"""

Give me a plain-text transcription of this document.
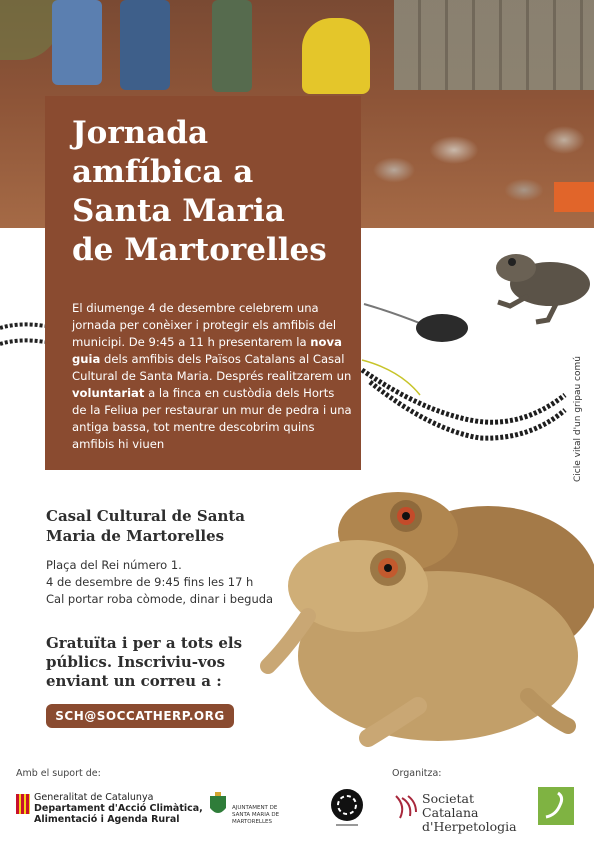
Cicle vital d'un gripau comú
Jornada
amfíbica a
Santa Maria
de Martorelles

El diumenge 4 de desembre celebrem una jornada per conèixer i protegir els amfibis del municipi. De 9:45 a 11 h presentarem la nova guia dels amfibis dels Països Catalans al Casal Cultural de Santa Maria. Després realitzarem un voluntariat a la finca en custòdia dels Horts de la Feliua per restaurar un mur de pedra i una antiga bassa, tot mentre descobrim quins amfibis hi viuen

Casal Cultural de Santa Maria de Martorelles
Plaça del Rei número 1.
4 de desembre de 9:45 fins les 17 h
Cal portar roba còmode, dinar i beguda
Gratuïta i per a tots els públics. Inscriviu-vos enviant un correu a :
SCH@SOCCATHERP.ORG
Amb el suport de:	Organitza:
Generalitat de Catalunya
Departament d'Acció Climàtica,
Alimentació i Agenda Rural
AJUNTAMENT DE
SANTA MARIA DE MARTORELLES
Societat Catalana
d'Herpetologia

"""

EXERCISE DESCRIPTION = Return each line exactly as written. Any picture gets left out.

SOLVED PROBLEM =
Give me a plain-text transcription of this document.
Cicle vital d'un gripau comú
Jornada
amfíbica a
Santa Maria
de Martorelles

El diumenge 4 de desembre celebrem una jornada per conèixer i protegir els amfibis del municipi. De 9:45 a 11 h presentarem la nova guia dels amfibis dels Països Catalans al Casal Cultural de Santa Maria. Després realitzarem un voluntariat a la finca en custòdia dels Horts de la Feliua per restaurar un mur de pedra i una antiga bassa, tot mentre descobrim quins amfibis hi viuen

Casal Cultural de Santa Maria de Martorelles
Plaça del Rei número 1.
4 de desembre de 9:45 fins les 17 h
Cal portar roba còmode, dinar i beguda
Gratuïta i per a tots els públics. Inscriviu-vos enviant un correu a :
SCH@SOCCATHERP.ORG
Amb el suport de:	Organitza:
Generalitat de Catalunya
Departament d'Acció Climàtica,
Alimentació i Agenda Rural
AJUNTAMENT DE
SANTA MARIA DE MARTORELLES
Societat Catalana
d'Herpetologia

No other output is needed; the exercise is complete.